## Short exercise
Your task is to repeat the entries underneath exactly, minus the pictures.
### Recorded data ###
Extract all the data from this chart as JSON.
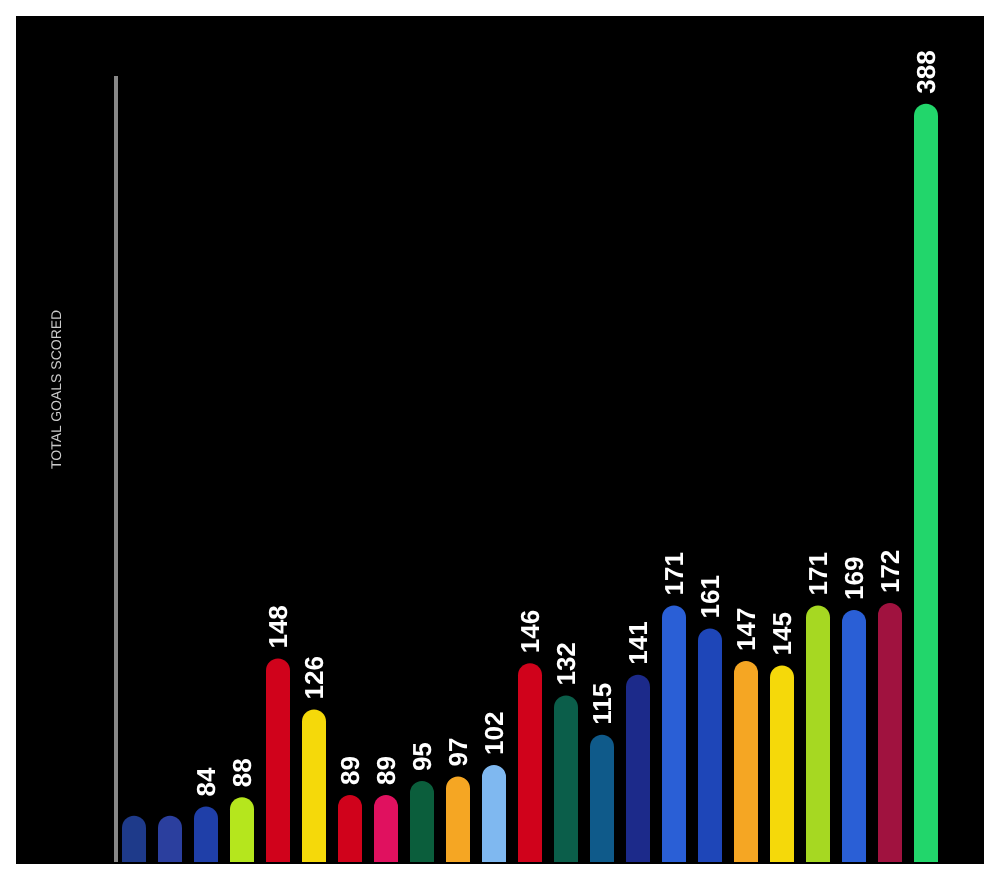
{
  "chart_data": {
    "type": "bar",
    "ylabel": "TOTAL GOALS SCORED",
    "categories": [
      null,
      null,
      null,
      null,
      null,
      null,
      null,
      null,
      null,
      null,
      null,
      null,
      null,
      null,
      null,
      null,
      null,
      null,
      null,
      null,
      null,
      null,
      null
    ],
    "values": [
      80,
      80,
      84,
      88,
      148,
      126,
      89,
      89,
      95,
      97,
      102,
      146,
      132,
      115,
      141,
      171,
      161,
      147,
      145,
      171,
      169,
      172,
      388
    ],
    "value_labels": [
      null,
      null,
      "84",
      "88",
      "148",
      "126",
      "89",
      "89",
      "95",
      "97",
      "102",
      "146",
      "132",
      "115",
      "141",
      "171",
      "161",
      "147",
      "145",
      "171",
      "169",
      "172",
      "388"
    ],
    "colors": [
      "#1e3a8a",
      "#2b3f9e",
      "#1f3fa8",
      "#b5e61d",
      "#d0021b",
      "#f5d90a",
      "#d0021b",
      "#e0115f",
      "#0b5e3c",
      "#f5a623",
      "#7fb8f0",
      "#d0021b",
      "#0b5e4a",
      "#0f5a8a",
      "#1c2a8a",
      "#2a5fd6",
      "#1e46b8",
      "#f5a623",
      "#f5d90a",
      "#a6d822",
      "#2a5fd6",
      "#a0123f",
      "#22d66b"
    ],
    "ylim": [
      60,
      400
    ]
  }
}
###
## Final answer
Extract all the data from this chart as JSON.
{
  "chart_data": {
    "type": "bar",
    "ylabel": "TOTAL GOALS SCORED",
    "categories": [
      null,
      null,
      null,
      null,
      null,
      null,
      null,
      null,
      null,
      null,
      null,
      null,
      null,
      null,
      null,
      null,
      null,
      null,
      null,
      null,
      null,
      null,
      null
    ],
    "values": [
      80,
      80,
      84,
      88,
      148,
      126,
      89,
      89,
      95,
      97,
      102,
      146,
      132,
      115,
      141,
      171,
      161,
      147,
      145,
      171,
      169,
      172,
      388
    ],
    "value_labels": [
      null,
      null,
      "84",
      "88",
      "148",
      "126",
      "89",
      "89",
      "95",
      "97",
      "102",
      "146",
      "132",
      "115",
      "141",
      "171",
      "161",
      "147",
      "145",
      "171",
      "169",
      "172",
      "388"
    ],
    "colors": [
      "#1e3a8a",
      "#2b3f9e",
      "#1f3fa8",
      "#b5e61d",
      "#d0021b",
      "#f5d90a",
      "#d0021b",
      "#e0115f",
      "#0b5e3c",
      "#f5a623",
      "#7fb8f0",
      "#d0021b",
      "#0b5e4a",
      "#0f5a8a",
      "#1c2a8a",
      "#2a5fd6",
      "#1e46b8",
      "#f5a623",
      "#f5d90a",
      "#a6d822",
      "#2a5fd6",
      "#a0123f",
      "#22d66b"
    ],
    "ylim": [
      60,
      400
    ]
  }
}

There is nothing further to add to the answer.